What is asked: Copy out the entries exactly, from the first line to the last.
━━━━━ Raw records
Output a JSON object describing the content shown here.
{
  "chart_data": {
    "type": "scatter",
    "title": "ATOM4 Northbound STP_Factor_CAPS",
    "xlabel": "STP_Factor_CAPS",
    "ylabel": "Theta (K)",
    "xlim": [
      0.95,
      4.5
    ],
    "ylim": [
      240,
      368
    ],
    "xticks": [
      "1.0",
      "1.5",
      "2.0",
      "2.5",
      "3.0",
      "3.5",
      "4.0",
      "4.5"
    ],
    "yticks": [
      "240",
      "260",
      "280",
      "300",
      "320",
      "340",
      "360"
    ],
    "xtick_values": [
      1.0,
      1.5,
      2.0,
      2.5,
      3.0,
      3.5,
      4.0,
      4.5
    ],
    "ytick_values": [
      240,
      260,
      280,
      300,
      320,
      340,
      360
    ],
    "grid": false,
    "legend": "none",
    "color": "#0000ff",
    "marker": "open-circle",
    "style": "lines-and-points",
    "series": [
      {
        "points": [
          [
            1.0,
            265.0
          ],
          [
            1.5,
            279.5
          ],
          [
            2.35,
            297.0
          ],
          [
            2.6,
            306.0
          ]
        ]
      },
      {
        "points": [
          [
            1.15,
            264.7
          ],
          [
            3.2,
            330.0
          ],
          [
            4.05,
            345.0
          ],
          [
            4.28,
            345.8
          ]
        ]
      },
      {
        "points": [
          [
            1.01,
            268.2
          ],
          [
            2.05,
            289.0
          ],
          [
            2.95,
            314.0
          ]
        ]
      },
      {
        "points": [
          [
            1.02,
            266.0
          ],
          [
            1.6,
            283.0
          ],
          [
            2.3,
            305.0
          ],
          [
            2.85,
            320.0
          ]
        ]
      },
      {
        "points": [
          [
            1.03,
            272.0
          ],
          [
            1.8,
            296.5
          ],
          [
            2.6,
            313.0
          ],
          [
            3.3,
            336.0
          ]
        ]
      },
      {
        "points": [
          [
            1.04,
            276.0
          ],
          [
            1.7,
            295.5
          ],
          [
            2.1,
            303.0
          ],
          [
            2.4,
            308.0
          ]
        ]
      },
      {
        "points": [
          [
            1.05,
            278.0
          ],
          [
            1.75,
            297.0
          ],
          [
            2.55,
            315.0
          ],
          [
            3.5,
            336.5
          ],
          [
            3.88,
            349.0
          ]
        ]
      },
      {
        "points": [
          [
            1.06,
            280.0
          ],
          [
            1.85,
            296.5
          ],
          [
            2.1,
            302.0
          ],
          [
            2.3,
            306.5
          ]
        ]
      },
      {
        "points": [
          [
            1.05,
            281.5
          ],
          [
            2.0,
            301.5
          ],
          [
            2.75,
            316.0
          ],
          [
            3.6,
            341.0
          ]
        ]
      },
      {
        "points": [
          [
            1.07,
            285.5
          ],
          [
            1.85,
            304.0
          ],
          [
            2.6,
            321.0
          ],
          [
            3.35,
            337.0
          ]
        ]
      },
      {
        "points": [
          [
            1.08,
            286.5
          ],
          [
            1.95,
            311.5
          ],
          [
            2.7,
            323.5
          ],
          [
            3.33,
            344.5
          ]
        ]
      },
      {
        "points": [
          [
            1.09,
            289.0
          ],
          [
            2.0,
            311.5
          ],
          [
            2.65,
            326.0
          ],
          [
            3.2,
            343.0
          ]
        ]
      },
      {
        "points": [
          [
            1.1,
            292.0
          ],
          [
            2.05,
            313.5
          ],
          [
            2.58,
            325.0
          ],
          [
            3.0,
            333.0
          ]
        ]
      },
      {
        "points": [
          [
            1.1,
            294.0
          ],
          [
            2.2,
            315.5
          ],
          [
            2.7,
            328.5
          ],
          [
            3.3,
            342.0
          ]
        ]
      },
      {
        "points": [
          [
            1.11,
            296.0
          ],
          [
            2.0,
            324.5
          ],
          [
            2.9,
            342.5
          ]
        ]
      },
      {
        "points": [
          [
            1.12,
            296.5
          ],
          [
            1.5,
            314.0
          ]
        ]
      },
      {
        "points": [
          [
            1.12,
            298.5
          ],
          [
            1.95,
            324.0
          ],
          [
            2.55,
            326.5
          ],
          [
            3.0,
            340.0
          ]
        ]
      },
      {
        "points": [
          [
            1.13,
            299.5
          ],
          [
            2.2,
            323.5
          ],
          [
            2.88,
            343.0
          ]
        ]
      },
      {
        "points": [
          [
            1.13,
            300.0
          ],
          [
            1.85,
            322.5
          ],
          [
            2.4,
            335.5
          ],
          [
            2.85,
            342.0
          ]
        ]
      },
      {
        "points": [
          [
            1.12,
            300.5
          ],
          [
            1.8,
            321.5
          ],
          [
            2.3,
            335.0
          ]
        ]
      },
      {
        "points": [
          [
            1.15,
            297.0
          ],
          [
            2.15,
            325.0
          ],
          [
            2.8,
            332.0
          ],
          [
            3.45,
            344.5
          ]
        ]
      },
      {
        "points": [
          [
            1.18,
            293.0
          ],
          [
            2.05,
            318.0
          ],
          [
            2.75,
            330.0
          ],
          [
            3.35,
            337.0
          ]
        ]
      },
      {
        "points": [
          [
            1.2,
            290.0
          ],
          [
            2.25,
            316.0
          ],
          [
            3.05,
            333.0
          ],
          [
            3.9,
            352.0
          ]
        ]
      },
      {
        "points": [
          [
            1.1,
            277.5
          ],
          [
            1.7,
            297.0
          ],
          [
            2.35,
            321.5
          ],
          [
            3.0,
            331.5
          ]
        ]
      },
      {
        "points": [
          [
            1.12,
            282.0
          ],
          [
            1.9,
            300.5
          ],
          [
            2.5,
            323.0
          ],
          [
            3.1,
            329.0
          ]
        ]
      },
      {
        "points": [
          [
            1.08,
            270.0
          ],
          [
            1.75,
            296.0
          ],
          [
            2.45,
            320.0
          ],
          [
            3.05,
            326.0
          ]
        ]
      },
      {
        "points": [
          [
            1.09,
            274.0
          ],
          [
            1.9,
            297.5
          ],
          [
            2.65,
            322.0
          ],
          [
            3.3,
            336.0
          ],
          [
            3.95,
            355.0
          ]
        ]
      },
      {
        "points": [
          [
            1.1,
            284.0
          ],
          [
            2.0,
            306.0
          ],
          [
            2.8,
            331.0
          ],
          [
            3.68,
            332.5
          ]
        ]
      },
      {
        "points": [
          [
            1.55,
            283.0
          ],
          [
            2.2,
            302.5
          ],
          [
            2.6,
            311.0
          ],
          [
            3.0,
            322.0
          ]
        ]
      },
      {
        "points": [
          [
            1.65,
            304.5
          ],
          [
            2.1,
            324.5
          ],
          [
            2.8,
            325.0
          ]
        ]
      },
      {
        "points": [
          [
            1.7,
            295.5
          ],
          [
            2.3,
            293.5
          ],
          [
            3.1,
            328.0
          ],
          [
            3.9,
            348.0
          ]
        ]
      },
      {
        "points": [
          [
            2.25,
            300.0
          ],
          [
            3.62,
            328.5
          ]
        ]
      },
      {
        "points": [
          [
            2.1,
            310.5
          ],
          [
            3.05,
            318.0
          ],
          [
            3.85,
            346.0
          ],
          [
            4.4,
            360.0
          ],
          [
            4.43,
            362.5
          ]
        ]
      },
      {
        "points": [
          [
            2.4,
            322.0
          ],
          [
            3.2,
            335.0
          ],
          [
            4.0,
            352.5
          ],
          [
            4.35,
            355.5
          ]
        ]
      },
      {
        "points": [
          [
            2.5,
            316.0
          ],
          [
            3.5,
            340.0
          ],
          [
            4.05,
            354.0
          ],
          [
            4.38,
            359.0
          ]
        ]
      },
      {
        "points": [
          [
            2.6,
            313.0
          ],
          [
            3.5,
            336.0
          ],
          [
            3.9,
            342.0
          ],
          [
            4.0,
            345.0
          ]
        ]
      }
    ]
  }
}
━━━━━━━━━━
Complete answer:
Output a JSON object describing the content shown here.
{
  "chart_data": {
    "type": "scatter",
    "title": "ATOM4 Northbound STP_Factor_CAPS",
    "xlabel": "STP_Factor_CAPS",
    "ylabel": "Theta (K)",
    "xlim": [
      0.95,
      4.5
    ],
    "ylim": [
      240,
      368
    ],
    "xticks": [
      "1.0",
      "1.5",
      "2.0",
      "2.5",
      "3.0",
      "3.5",
      "4.0",
      "4.5"
    ],
    "yticks": [
      "240",
      "260",
      "280",
      "300",
      "320",
      "340",
      "360"
    ],
    "xtick_values": [
      1.0,
      1.5,
      2.0,
      2.5,
      3.0,
      3.5,
      4.0,
      4.5
    ],
    "ytick_values": [
      240,
      260,
      280,
      300,
      320,
      340,
      360
    ],
    "grid": false,
    "legend": "none",
    "color": "#0000ff",
    "marker": "open-circle",
    "style": "lines-and-points",
    "series": [
      {
        "points": [
          [
            1.0,
            265.0
          ],
          [
            1.5,
            279.5
          ],
          [
            2.35,
            297.0
          ],
          [
            2.6,
            306.0
          ]
        ]
      },
      {
        "points": [
          [
            1.15,
            264.7
          ],
          [
            3.2,
            330.0
          ],
          [
            4.05,
            345.0
          ],
          [
            4.28,
            345.8
          ]
        ]
      },
      {
        "points": [
          [
            1.01,
            268.2
          ],
          [
            2.05,
            289.0
          ],
          [
            2.95,
            314.0
          ]
        ]
      },
      {
        "points": [
          [
            1.02,
            266.0
          ],
          [
            1.6,
            283.0
          ],
          [
            2.3,
            305.0
          ],
          [
            2.85,
            320.0
          ]
        ]
      },
      {
        "points": [
          [
            1.03,
            272.0
          ],
          [
            1.8,
            296.5
          ],
          [
            2.6,
            313.0
          ],
          [
            3.3,
            336.0
          ]
        ]
      },
      {
        "points": [
          [
            1.04,
            276.0
          ],
          [
            1.7,
            295.5
          ],
          [
            2.1,
            303.0
          ],
          [
            2.4,
            308.0
          ]
        ]
      },
      {
        "points": [
          [
            1.05,
            278.0
          ],
          [
            1.75,
            297.0
          ],
          [
            2.55,
            315.0
          ],
          [
            3.5,
            336.5
          ],
          [
            3.88,
            349.0
          ]
        ]
      },
      {
        "points": [
          [
            1.06,
            280.0
          ],
          [
            1.85,
            296.5
          ],
          [
            2.1,
            302.0
          ],
          [
            2.3,
            306.5
          ]
        ]
      },
      {
        "points": [
          [
            1.05,
            281.5
          ],
          [
            2.0,
            301.5
          ],
          [
            2.75,
            316.0
          ],
          [
            3.6,
            341.0
          ]
        ]
      },
      {
        "points": [
          [
            1.07,
            285.5
          ],
          [
            1.85,
            304.0
          ],
          [
            2.6,
            321.0
          ],
          [
            3.35,
            337.0
          ]
        ]
      },
      {
        "points": [
          [
            1.08,
            286.5
          ],
          [
            1.95,
            311.5
          ],
          [
            2.7,
            323.5
          ],
          [
            3.33,
            344.5
          ]
        ]
      },
      {
        "points": [
          [
            1.09,
            289.0
          ],
          [
            2.0,
            311.5
          ],
          [
            2.65,
            326.0
          ],
          [
            3.2,
            343.0
          ]
        ]
      },
      {
        "points": [
          [
            1.1,
            292.0
          ],
          [
            2.05,
            313.5
          ],
          [
            2.58,
            325.0
          ],
          [
            3.0,
            333.0
          ]
        ]
      },
      {
        "points": [
          [
            1.1,
            294.0
          ],
          [
            2.2,
            315.5
          ],
          [
            2.7,
            328.5
          ],
          [
            3.3,
            342.0
          ]
        ]
      },
      {
        "points": [
          [
            1.11,
            296.0
          ],
          [
            2.0,
            324.5
          ],
          [
            2.9,
            342.5
          ]
        ]
      },
      {
        "points": [
          [
            1.12,
            296.5
          ],
          [
            1.5,
            314.0
          ]
        ]
      },
      {
        "points": [
          [
            1.12,
            298.5
          ],
          [
            1.95,
            324.0
          ],
          [
            2.55,
            326.5
          ],
          [
            3.0,
            340.0
          ]
        ]
      },
      {
        "points": [
          [
            1.13,
            299.5
          ],
          [
            2.2,
            323.5
          ],
          [
            2.88,
            343.0
          ]
        ]
      },
      {
        "points": [
          [
            1.13,
            300.0
          ],
          [
            1.85,
            322.5
          ],
          [
            2.4,
            335.5
          ],
          [
            2.85,
            342.0
          ]
        ]
      },
      {
        "points": [
          [
            1.12,
            300.5
          ],
          [
            1.8,
            321.5
          ],
          [
            2.3,
            335.0
          ]
        ]
      },
      {
        "points": [
          [
            1.15,
            297.0
          ],
          [
            2.15,
            325.0
          ],
          [
            2.8,
            332.0
          ],
          [
            3.45,
            344.5
          ]
        ]
      },
      {
        "points": [
          [
            1.18,
            293.0
          ],
          [
            2.05,
            318.0
          ],
          [
            2.75,
            330.0
          ],
          [
            3.35,
            337.0
          ]
        ]
      },
      {
        "points": [
          [
            1.2,
            290.0
          ],
          [
            2.25,
            316.0
          ],
          [
            3.05,
            333.0
          ],
          [
            3.9,
            352.0
          ]
        ]
      },
      {
        "points": [
          [
            1.1,
            277.5
          ],
          [
            1.7,
            297.0
          ],
          [
            2.35,
            321.5
          ],
          [
            3.0,
            331.5
          ]
        ]
      },
      {
        "points": [
          [
            1.12,
            282.0
          ],
          [
            1.9,
            300.5
          ],
          [
            2.5,
            323.0
          ],
          [
            3.1,
            329.0
          ]
        ]
      },
      {
        "points": [
          [
            1.08,
            270.0
          ],
          [
            1.75,
            296.0
          ],
          [
            2.45,
            320.0
          ],
          [
            3.05,
            326.0
          ]
        ]
      },
      {
        "points": [
          [
            1.09,
            274.0
          ],
          [
            1.9,
            297.5
          ],
          [
            2.65,
            322.0
          ],
          [
            3.3,
            336.0
          ],
          [
            3.95,
            355.0
          ]
        ]
      },
      {
        "points": [
          [
            1.1,
            284.0
          ],
          [
            2.0,
            306.0
          ],
          [
            2.8,
            331.0
          ],
          [
            3.68,
            332.5
          ]
        ]
      },
      {
        "points": [
          [
            1.55,
            283.0
          ],
          [
            2.2,
            302.5
          ],
          [
            2.6,
            311.0
          ],
          [
            3.0,
            322.0
          ]
        ]
      },
      {
        "points": [
          [
            1.65,
            304.5
          ],
          [
            2.1,
            324.5
          ],
          [
            2.8,
            325.0
          ]
        ]
      },
      {
        "points": [
          [
            1.7,
            295.5
          ],
          [
            2.3,
            293.5
          ],
          [
            3.1,
            328.0
          ],
          [
            3.9,
            348.0
          ]
        ]
      },
      {
        "points": [
          [
            2.25,
            300.0
          ],
          [
            3.62,
            328.5
          ]
        ]
      },
      {
        "points": [
          [
            2.1,
            310.5
          ],
          [
            3.05,
            318.0
          ],
          [
            3.85,
            346.0
          ],
          [
            4.4,
            360.0
          ],
          [
            4.43,
            362.5
          ]
        ]
      },
      {
        "points": [
          [
            2.4,
            322.0
          ],
          [
            3.2,
            335.0
          ],
          [
            4.0,
            352.5
          ],
          [
            4.35,
            355.5
          ]
        ]
      },
      {
        "points": [
          [
            2.5,
            316.0
          ],
          [
            3.5,
            340.0
          ],
          [
            4.05,
            354.0
          ],
          [
            4.38,
            359.0
          ]
        ]
      },
      {
        "points": [
          [
            2.6,
            313.0
          ],
          [
            3.5,
            336.0
          ],
          [
            3.9,
            342.0
          ],
          [
            4.0,
            345.0
          ]
        ]
      }
    ]
  }
}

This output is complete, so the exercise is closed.